■ Task instructions
Copy out the lines starting with the first one and going on through the line with "pie-slice[interactable] [112, 326, 178, 436]", both included.

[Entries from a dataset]
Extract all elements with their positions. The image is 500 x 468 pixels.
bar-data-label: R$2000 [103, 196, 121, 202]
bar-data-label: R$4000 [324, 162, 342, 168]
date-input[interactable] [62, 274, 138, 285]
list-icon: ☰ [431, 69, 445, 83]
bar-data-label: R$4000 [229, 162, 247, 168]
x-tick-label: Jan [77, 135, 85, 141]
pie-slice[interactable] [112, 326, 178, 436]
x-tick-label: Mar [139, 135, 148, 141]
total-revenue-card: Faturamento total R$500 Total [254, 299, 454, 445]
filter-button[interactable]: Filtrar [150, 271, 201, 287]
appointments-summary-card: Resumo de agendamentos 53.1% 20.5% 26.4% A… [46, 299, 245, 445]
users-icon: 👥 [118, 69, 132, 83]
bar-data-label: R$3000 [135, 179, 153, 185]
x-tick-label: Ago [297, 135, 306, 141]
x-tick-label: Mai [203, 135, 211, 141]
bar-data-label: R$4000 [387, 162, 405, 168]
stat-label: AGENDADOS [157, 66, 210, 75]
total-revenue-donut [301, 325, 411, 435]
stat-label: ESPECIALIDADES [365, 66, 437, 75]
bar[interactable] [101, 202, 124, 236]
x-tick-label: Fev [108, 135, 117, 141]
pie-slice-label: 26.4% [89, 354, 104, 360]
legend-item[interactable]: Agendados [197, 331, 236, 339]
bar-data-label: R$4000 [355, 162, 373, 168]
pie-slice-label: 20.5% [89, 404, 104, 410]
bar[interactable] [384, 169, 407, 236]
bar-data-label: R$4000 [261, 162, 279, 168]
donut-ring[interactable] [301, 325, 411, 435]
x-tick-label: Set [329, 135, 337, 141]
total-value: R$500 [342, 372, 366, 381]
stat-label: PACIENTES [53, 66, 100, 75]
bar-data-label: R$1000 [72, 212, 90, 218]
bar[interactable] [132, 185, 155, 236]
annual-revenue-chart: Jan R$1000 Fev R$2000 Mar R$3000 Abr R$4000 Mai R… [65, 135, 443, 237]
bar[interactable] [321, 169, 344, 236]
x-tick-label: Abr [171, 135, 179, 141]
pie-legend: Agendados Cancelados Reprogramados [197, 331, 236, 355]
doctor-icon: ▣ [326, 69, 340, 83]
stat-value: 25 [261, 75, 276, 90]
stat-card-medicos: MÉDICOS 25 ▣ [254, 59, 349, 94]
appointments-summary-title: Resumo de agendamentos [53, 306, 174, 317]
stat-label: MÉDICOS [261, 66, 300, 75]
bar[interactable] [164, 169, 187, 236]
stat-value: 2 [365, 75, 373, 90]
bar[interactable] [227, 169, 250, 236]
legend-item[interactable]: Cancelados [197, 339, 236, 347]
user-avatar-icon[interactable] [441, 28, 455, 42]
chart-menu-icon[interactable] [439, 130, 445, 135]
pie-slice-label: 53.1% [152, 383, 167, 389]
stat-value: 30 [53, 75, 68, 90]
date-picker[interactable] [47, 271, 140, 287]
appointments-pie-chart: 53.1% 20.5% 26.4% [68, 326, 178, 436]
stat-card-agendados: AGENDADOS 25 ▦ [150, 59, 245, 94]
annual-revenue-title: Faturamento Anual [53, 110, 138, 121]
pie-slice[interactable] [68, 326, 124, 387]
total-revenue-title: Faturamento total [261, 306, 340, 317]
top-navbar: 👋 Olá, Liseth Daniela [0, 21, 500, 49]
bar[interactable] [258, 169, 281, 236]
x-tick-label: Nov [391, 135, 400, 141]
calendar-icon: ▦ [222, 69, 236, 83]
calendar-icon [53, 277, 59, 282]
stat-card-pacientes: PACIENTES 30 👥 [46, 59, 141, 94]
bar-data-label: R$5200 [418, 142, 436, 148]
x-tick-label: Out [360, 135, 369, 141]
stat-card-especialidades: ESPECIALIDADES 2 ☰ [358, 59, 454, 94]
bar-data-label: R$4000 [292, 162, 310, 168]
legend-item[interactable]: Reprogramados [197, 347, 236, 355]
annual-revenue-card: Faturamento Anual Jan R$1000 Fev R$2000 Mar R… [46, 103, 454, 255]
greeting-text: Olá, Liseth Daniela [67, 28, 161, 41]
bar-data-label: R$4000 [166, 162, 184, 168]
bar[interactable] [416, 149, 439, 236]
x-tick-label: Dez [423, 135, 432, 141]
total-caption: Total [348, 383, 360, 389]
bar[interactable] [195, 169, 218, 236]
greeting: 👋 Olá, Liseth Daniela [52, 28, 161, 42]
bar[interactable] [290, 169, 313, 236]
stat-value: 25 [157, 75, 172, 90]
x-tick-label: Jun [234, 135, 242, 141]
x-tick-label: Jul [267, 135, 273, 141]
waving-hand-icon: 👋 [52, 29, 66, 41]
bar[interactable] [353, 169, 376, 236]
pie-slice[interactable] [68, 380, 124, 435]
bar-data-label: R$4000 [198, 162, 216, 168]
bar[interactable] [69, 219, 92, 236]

■ Completed task
Extract all elements with their positions. The image is 500 x 468 pixels.
bar-data-label: R$2000 [103, 196, 121, 202]
bar-data-label: R$4000 [324, 162, 342, 168]
date-input[interactable] [62, 274, 138, 285]
list-icon: ☰ [431, 69, 445, 83]
bar-data-label: R$4000 [229, 162, 247, 168]
x-tick-label: Jan [77, 135, 85, 141]
pie-slice[interactable] [112, 326, 178, 436]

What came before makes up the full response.